DIRECTIVE: Copy out every line that contains "with".

═══ RECORDS PROVIDED ═══

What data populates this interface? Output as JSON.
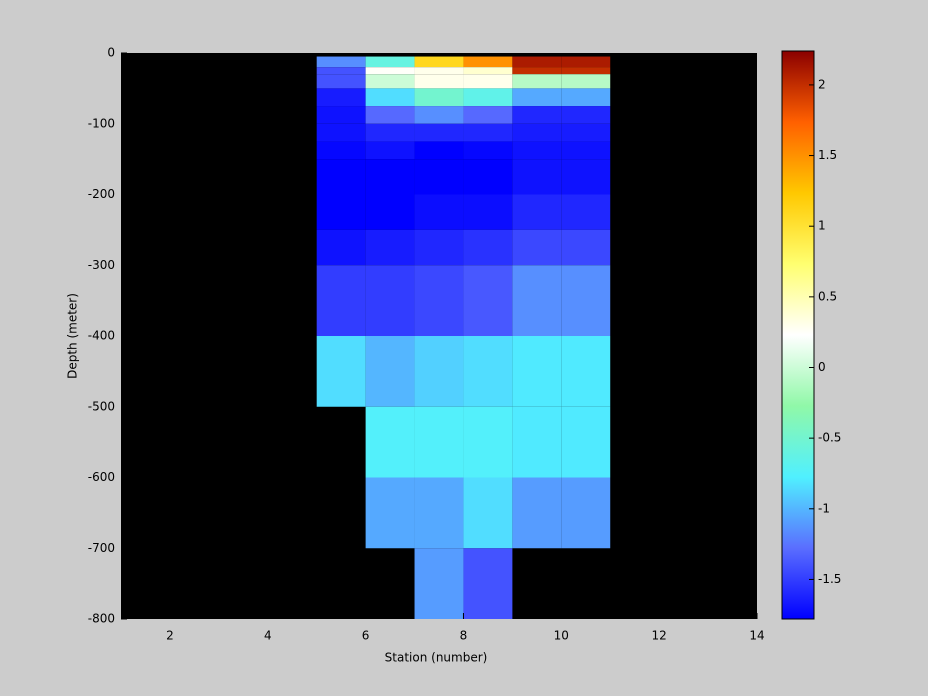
{
  "chart_data": {
    "type": "heatmap",
    "xlabel": "Station (number)",
    "ylabel": "Depth (meter)",
    "x": [
      5,
      6,
      7,
      8,
      9,
      10,
      11
    ],
    "y": [
      -5,
      -20,
      -30,
      -50,
      -75,
      -100,
      -125,
      -150,
      -200,
      -250,
      -300,
      -400,
      -500,
      -600,
      -700,
      -800
    ],
    "values": [
      [
        -1.15,
        -0.6,
        1.1,
        1.5,
        2.1,
        2.1
      ],
      [
        -1.4,
        0.25,
        0.3,
        0.4,
        2.0,
        2.0
      ],
      [
        -1.4,
        0.0,
        0.3,
        0.3,
        -0.1,
        -0.1
      ],
      [
        -1.65,
        -0.85,
        -0.5,
        -0.65,
        -1.05,
        -1.05
      ],
      [
        -1.7,
        -1.3,
        -1.15,
        -1.3,
        -1.6,
        -1.6
      ],
      [
        -1.7,
        -1.6,
        -1.6,
        -1.6,
        -1.65,
        -1.65
      ],
      [
        -1.75,
        -1.7,
        -1.78,
        -1.75,
        -1.7,
        -1.7
      ],
      [
        -1.78,
        -1.78,
        -1.78,
        -1.78,
        -1.7,
        -1.7
      ],
      [
        -1.78,
        -1.78,
        -1.72,
        -1.72,
        -1.6,
        -1.6
      ],
      [
        -1.7,
        -1.65,
        -1.6,
        -1.55,
        -1.45,
        -1.45
      ],
      [
        -1.5,
        -1.5,
        -1.45,
        -1.38,
        -1.15,
        -1.15
      ],
      [
        -0.85,
        -1.0,
        -0.9,
        -0.85,
        -0.8,
        -0.8
      ],
      [
        null,
        -0.75,
        -0.75,
        -0.75,
        -0.8,
        -0.8
      ],
      [
        null,
        -1.05,
        -1.05,
        -0.85,
        -1.1,
        -1.1
      ],
      [
        null,
        null,
        -1.1,
        -1.4,
        null,
        null
      ]
    ],
    "xlim": [
      1,
      14
    ],
    "xticks": [
      2,
      4,
      6,
      8,
      10,
      12,
      14
    ],
    "ylim": [
      -800,
      0
    ],
    "yticks": [
      0,
      -100,
      -200,
      -300,
      -400,
      -500,
      -600,
      -700,
      -800
    ],
    "clim": [
      -1.78,
      2.24
    ],
    "cticks": [
      -1.5,
      -1,
      -0.5,
      0,
      0.5,
      1,
      1.5,
      2
    ],
    "colormap": [
      "#0000ff",
      "#5a6eff",
      "#50f0ff",
      "#90f8a8",
      "#ffffff",
      "#ffff70",
      "#ffc800",
      "#ff6000",
      "#8b0000"
    ],
    "background": "#000000"
  }
}
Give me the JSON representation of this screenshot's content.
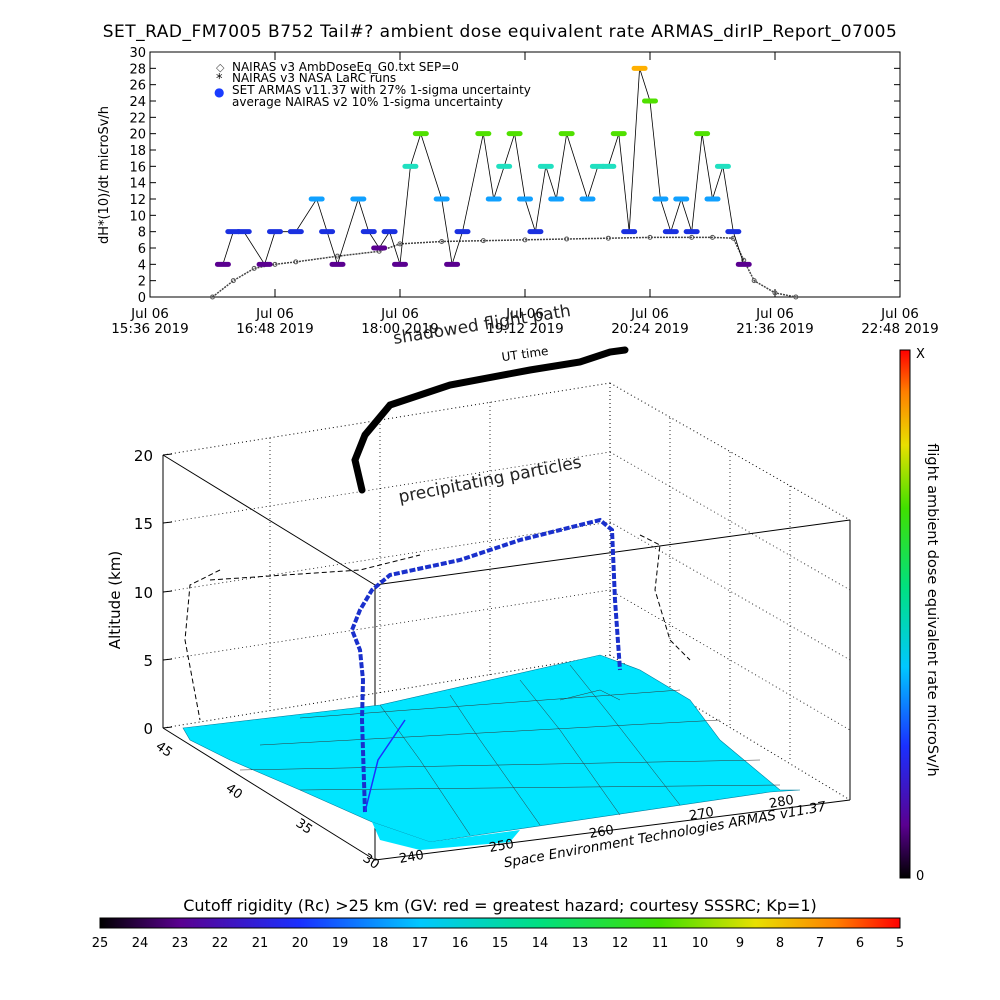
{
  "title": "SET_RAD_FM7005   B752 Tail#? ambient dose equivalent rate ARMAS_dirIP_Report_07005",
  "chart_data": [
    {
      "type": "scatter",
      "ylabel": "dH*(10)/dt microSv/h",
      "ylim": [
        0,
        30
      ],
      "yticks": [
        0,
        2,
        4,
        6,
        8,
        10,
        12,
        14,
        16,
        18,
        20,
        22,
        24,
        26,
        28,
        30
      ],
      "xlim_hours": [
        15.6,
        22.8
      ],
      "xticks": [
        {
          "line1": "Jul 06",
          "line2": "15:36 2019"
        },
        {
          "line1": "Jul 06",
          "line2": "16:48 2019"
        },
        {
          "line1": "Jul 06",
          "line2": "18:00 2019"
        },
        {
          "line1": "Jul 06",
          "line2": "19:12 2019"
        },
        {
          "line1": "Jul 06",
          "line2": "20:24 2019"
        },
        {
          "line1": "Jul 06",
          "line2": "21:36 2019"
        },
        {
          "line1": "Jul 06",
          "line2": "22:48 2019"
        }
      ],
      "legend": [
        {
          "symbol": "◇",
          "text": "NAIRAS v3 AmbDoseEq_G0.txt SEP=0"
        },
        {
          "symbol": "*",
          "text": "NAIRAS v3 NASA LaRC runs"
        },
        {
          "symbol": "●",
          "text": "SET ARMAS v11.37 with 27% 1-sigma uncertainty"
        },
        {
          "symbol": "",
          "text": "average NAIRAS v2 10% 1-sigma uncertainty"
        }
      ],
      "series": [
        {
          "name": "NAIRAS v3 AmbDoseEq_G0.txt SEP=0",
          "x": [
            16.2,
            16.4,
            16.6,
            16.8,
            17.0,
            17.4,
            17.8,
            18.0,
            18.4,
            18.8,
            19.2,
            19.6,
            20.0,
            20.4,
            20.8,
            21.0,
            21.2,
            21.3,
            21.4,
            21.6,
            21.8
          ],
          "y": [
            0,
            2,
            3.5,
            4,
            4.3,
            5,
            5.6,
            6.5,
            6.8,
            6.9,
            7,
            7.1,
            7.2,
            7.3,
            7.3,
            7.3,
            7.2,
            4.5,
            2,
            0.5,
            0
          ]
        },
        {
          "name": "SET ARMAS v11.37 with 27% 1-sigma uncertainty",
          "x": [
            16.3,
            16.4,
            16.5,
            16.7,
            16.8,
            17.0,
            17.2,
            17.3,
            17.4,
            17.6,
            17.7,
            17.8,
            17.9,
            18.0,
            18.1,
            18.2,
            18.4,
            18.5,
            18.6,
            18.8,
            18.9,
            19.0,
            19.1,
            19.2,
            19.3,
            19.4,
            19.5,
            19.6,
            19.8,
            19.9,
            20.0,
            20.1,
            20.2,
            20.3,
            20.4,
            20.5,
            20.6,
            20.7,
            20.8,
            20.9,
            21.0,
            21.1,
            21.2,
            21.3
          ],
          "y": [
            4,
            8,
            8,
            4,
            8,
            8,
            12,
            8,
            4,
            12,
            8,
            6,
            8,
            4,
            16,
            20,
            12,
            4,
            8,
            20,
            12,
            16,
            20,
            12,
            8,
            16,
            12,
            20,
            12,
            16,
            16,
            20,
            8,
            28,
            24,
            12,
            8,
            12,
            8,
            20,
            12,
            16,
            8,
            4
          ]
        }
      ]
    },
    {
      "type": "3d-trajectory",
      "zlabel": "Altitude (km)",
      "zticks": [
        0,
        5,
        10,
        15,
        20
      ],
      "lat_ticks": [
        "45",
        "40",
        "35",
        "30"
      ],
      "lon_ticks": [
        "240",
        "250",
        "260",
        "270",
        "280"
      ],
      "colorbar_label": "flight ambient dose equivalent rate microSv/h",
      "colorbar_top": "X",
      "colorbar_bottom": "0"
    }
  ],
  "labels": {
    "shadowed": "shadowed flight path",
    "ut_time": "UT time",
    "precipitating": "precipitating particles",
    "credit": "Space Environment Technologies ARMAS v11.37",
    "cutoff_caption": "Cutoff rigidity (Rc) >25 km (GV: red = greatest hazard; courtesy SSSRC; Kp=1)"
  },
  "cutoff_colorbar_ticks": [
    "25",
    "24",
    "23",
    "22",
    "21",
    "20",
    "19",
    "18",
    "17",
    "16",
    "15",
    "14",
    "13",
    "12",
    "11",
    "10",
    "9",
    "8",
    "7",
    "6",
    "5"
  ],
  "colors": {
    "armas_dot": "#1a3cff",
    "nairas": "#444444",
    "map_fill": "#00e5ff",
    "sheet_top": "#f0a020",
    "sheet_mid": "#20d020"
  }
}
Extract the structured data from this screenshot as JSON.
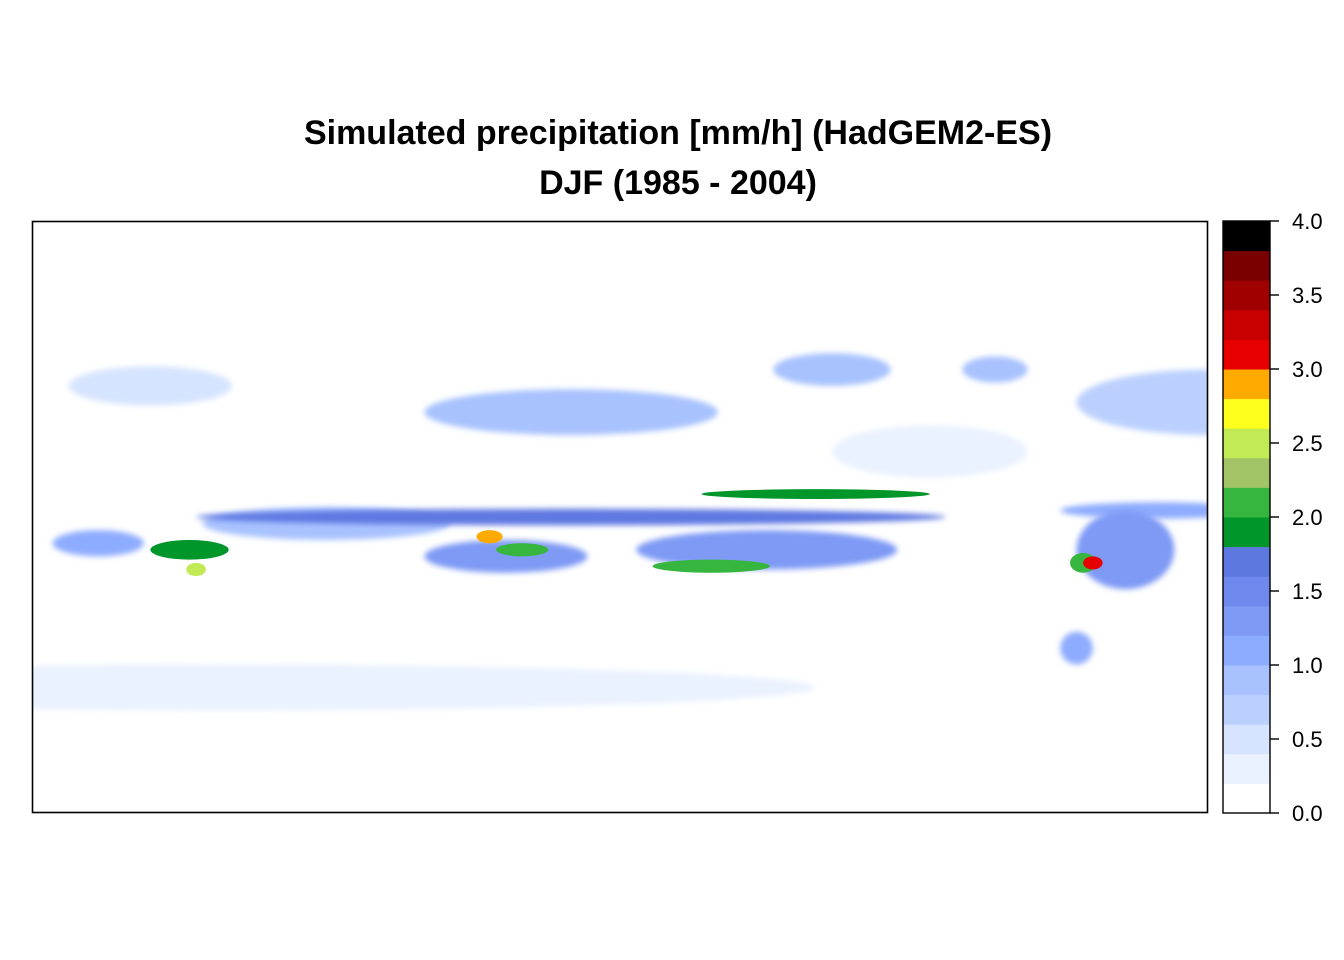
{
  "chart_data": {
    "type": "heatmap",
    "title": "Simulated precipitation [mm/h] (HadGEM2-ES)",
    "subtitle": "DJF (1985 - 2004)",
    "colorbar": {
      "range": [
        0.0,
        4.0
      ],
      "tick_labels": [
        "0.0",
        "0.5",
        "1.0",
        "1.5",
        "2.0",
        "2.5",
        "3.0",
        "3.5",
        "4.0"
      ],
      "tick_values": [
        0.0,
        0.5,
        1.0,
        1.5,
        2.0,
        2.5,
        3.0,
        3.5,
        4.0
      ],
      "bins": [
        {
          "from": 0.0,
          "to": 0.2,
          "color": "#ffffff"
        },
        {
          "from": 0.2,
          "to": 0.4,
          "color": "#eaf2ff"
        },
        {
          "from": 0.4,
          "to": 0.6,
          "color": "#d6e4ff"
        },
        {
          "from": 0.6,
          "to": 0.8,
          "color": "#bcd0ff"
        },
        {
          "from": 0.8,
          "to": 1.0,
          "color": "#a8c2ff"
        },
        {
          "from": 1.0,
          "to": 1.2,
          "color": "#8eacff"
        },
        {
          "from": 1.2,
          "to": 1.4,
          "color": "#7e9af5"
        },
        {
          "from": 1.4,
          "to": 1.6,
          "color": "#6f88ee"
        },
        {
          "from": 1.6,
          "to": 1.8,
          "color": "#5e78e2"
        },
        {
          "from": 1.8,
          "to": 2.0,
          "color": "#00962a"
        },
        {
          "from": 2.0,
          "to": 2.2,
          "color": "#36b63e"
        },
        {
          "from": 2.2,
          "to": 2.4,
          "color": "#a3c466"
        },
        {
          "from": 2.4,
          "to": 2.6,
          "color": "#c2ea54"
        },
        {
          "from": 2.6,
          "to": 2.8,
          "color": "#ffff1e"
        },
        {
          "from": 2.8,
          "to": 3.0,
          "color": "#ffaa00"
        },
        {
          "from": 3.0,
          "to": 3.2,
          "color": "#e60000"
        },
        {
          "from": 3.2,
          "to": 3.4,
          "color": "#c80000"
        },
        {
          "from": 3.4,
          "to": 3.6,
          "color": "#a00000"
        },
        {
          "from": 3.6,
          "to": 3.8,
          "color": "#780000"
        },
        {
          "from": 3.8,
          "to": 4.0,
          "color": "#000000"
        }
      ]
    },
    "features": [
      {
        "lon": 135,
        "lat": 0,
        "lon_half": 115,
        "lat_half": 2.5,
        "value": 1.6
      },
      {
        "lon": 60,
        "lat": -2,
        "lon_half": 38,
        "lat_half": 5,
        "value": 0.9
      },
      {
        "lon": 18,
        "lat": -10,
        "lon_half": 12,
        "lat_half": 3,
        "value": 1.9
      },
      {
        "lon": -10,
        "lat": -8,
        "lon_half": 14,
        "lat_half": 4,
        "value": 1.1
      },
      {
        "lon": 115,
        "lat": -12,
        "lon_half": 25,
        "lat_half": 5,
        "value": 1.3
      },
      {
        "lon": 195,
        "lat": -10,
        "lon_half": 40,
        "lat_half": 6,
        "value": 1.3
      },
      {
        "lon": 120,
        "lat": -10,
        "lon_half": 8,
        "lat_half": 2,
        "value": 2.0
      },
      {
        "lon": 178,
        "lat": -15,
        "lon_half": 18,
        "lat_half": 2,
        "value": 2.0
      },
      {
        "lon": 210,
        "lat": 7,
        "lon_half": 35,
        "lat_half": 1.5,
        "value": 1.9
      },
      {
        "lon": 135,
        "lat": 32,
        "lon_half": 45,
        "lat_half": 7,
        "value": 0.8
      },
      {
        "lon": 215,
        "lat": 45,
        "lon_half": 18,
        "lat_half": 5,
        "value": 0.9
      },
      {
        "lon": 265,
        "lat": 45,
        "lon_half": 10,
        "lat_half": 4,
        "value": 0.8
      },
      {
        "lon": 330,
        "lat": 35,
        "lon_half": 40,
        "lat_half": 10,
        "value": 0.6
      },
      {
        "lon": 305,
        "lat": -10,
        "lon_half": 15,
        "lat_half": 12,
        "value": 1.3
      },
      {
        "lon": 292,
        "lat": -14,
        "lon_half": 4,
        "lat_half": 3,
        "value": 2.0
      },
      {
        "lon": 295,
        "lat": -14,
        "lon_half": 3,
        "lat_half": 2,
        "value": 3.1
      },
      {
        "lon": 315,
        "lat": 2,
        "lon_half": 30,
        "lat_half": 2.5,
        "value": 1.0
      },
      {
        "lon": 30,
        "lat": -52,
        "lon_half": 180,
        "lat_half": 7,
        "value": 0.3
      },
      {
        "lon": 290,
        "lat": -40,
        "lon_half": 5,
        "lat_half": 5,
        "value": 1.1
      },
      {
        "lon": 20,
        "lat": -16,
        "lon_half": 3,
        "lat_half": 2,
        "value": 2.4
      },
      {
        "lon": 110,
        "lat": -6,
        "lon_half": 4,
        "lat_half": 2,
        "value": 2.9
      },
      {
        "lon": 6,
        "lat": 40,
        "lon_half": 25,
        "lat_half": 6,
        "value": 0.4
      },
      {
        "lon": 245,
        "lat": 20,
        "lon_half": 30,
        "lat_half": 8,
        "value": 0.3
      }
    ]
  }
}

═══

EXERCISE OUTPUT:
          "text": "SET ARMAS v11.37 with 27% 1-sigma uncertainty"
          "name": "SET ARMAS v11.37 with 27% 1-sigma uncertainty",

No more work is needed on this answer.